What you will do = Every line containing the string "fraction" should be returned from the records.

Data for processing =
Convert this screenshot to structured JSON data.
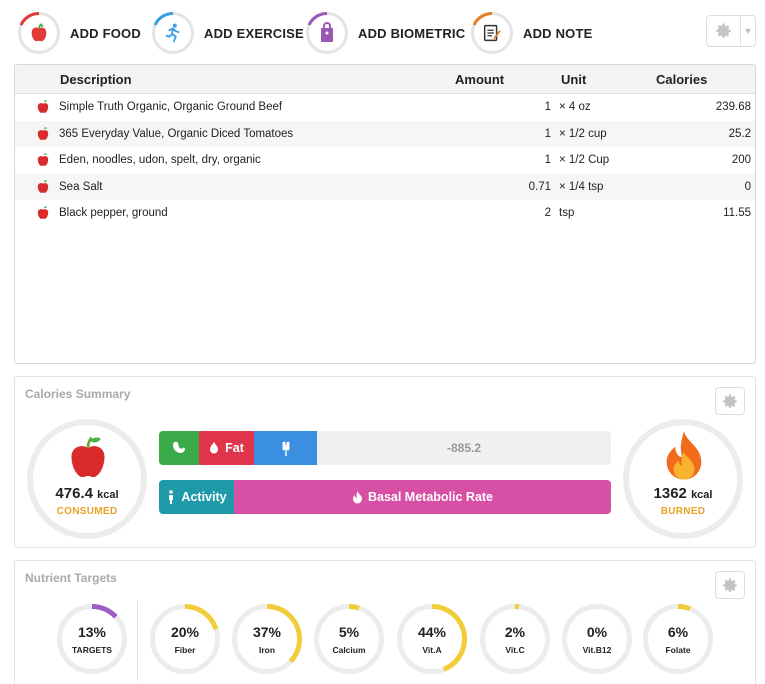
{
  "toolbar": {
    "buttons": [
      {
        "label": "ADD FOOD",
        "icon": "apple-icon",
        "color": "#e23a3a"
      },
      {
        "label": "ADD EXERCISE",
        "icon": "runner-icon",
        "color": "#3a9ee2"
      },
      {
        "label": "ADD BIOMETRIC",
        "icon": "tag-icon",
        "color": "#9b59b6"
      },
      {
        "label": "ADD NOTE",
        "icon": "notepad-icon",
        "color": "#e67e22"
      }
    ]
  },
  "food_table": {
    "headers": {
      "description": "Description",
      "amount": "Amount",
      "unit": "Unit",
      "calories": "Calories"
    },
    "rows": [
      {
        "description": "Simple Truth Organic, Organic Ground Beef",
        "amount": "1",
        "unit": "× 4 oz",
        "calories": "239.68"
      },
      {
        "description": "365 Everyday Value, Organic Diced Tomatoes",
        "amount": "1",
        "unit": "× 1/2 cup",
        "calories": "25.2"
      },
      {
        "description": "Eden, noodles, udon, spelt, dry, organic",
        "amount": "1",
        "unit": "× 1/2 Cup",
        "calories": "200"
      },
      {
        "description": "Sea Salt",
        "amount": "0.71",
        "unit": "× 1/4 tsp",
        "calories": "0"
      },
      {
        "description": "Black pepper, ground",
        "amount": "2",
        "unit": "tsp",
        "calories": "11.55"
      }
    ]
  },
  "calories_summary": {
    "title": "Calories Summary",
    "consumed": {
      "value": "476.4",
      "unit": "kcal",
      "caption": "CONSUMED"
    },
    "burned": {
      "value": "1362",
      "unit": "kcal",
      "caption": "BURNED"
    },
    "consumed_bar": {
      "fat_label": "Fat",
      "balance": "-885.2"
    },
    "burned_bar": {
      "activity_label": "Activity",
      "bmr_label": "Basal Metabolic Rate"
    },
    "colors": {
      "protein": "#3bab4a",
      "fat": "#e0344a",
      "carbs": "#3a8fe0",
      "activity": "#1f9aa8",
      "bmr": "#d84fa6"
    }
  },
  "nutrient_targets": {
    "title": "Nutrient Targets",
    "items": [
      {
        "pct": "13%",
        "label": "TARGETS",
        "fraction": 0.13,
        "color": "#a05cc6"
      },
      {
        "pct": "20%",
        "label": "Fiber",
        "fraction": 0.2,
        "color": "#f2cd3a"
      },
      {
        "pct": "37%",
        "label": "Iron",
        "fraction": 0.37,
        "color": "#f2cd3a"
      },
      {
        "pct": "5%",
        "label": "Calcium",
        "fraction": 0.05,
        "color": "#f2cd3a"
      },
      {
        "pct": "44%",
        "label": "Vit.A",
        "fraction": 0.44,
        "color": "#f2cd3a"
      },
      {
        "pct": "2%",
        "label": "Vit.C",
        "fraction": 0.02,
        "color": "#f2cd3a"
      },
      {
        "pct": "0%",
        "label": "Vit.B12",
        "fraction": 0.0,
        "color": "#f2cd3a"
      },
      {
        "pct": "6%",
        "label": "Folate",
        "fraction": 0.06,
        "color": "#f2cd3a"
      }
    ]
  }
}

Result for this exercise =
        "fraction": 0.13,
        "fraction": 0.2,
        "fraction": 0.37,
        "fraction": 0.05,
        "fraction": 0.44,
        "fraction": 0.02,
        "fraction": 0.0,
        "fraction": 0.06,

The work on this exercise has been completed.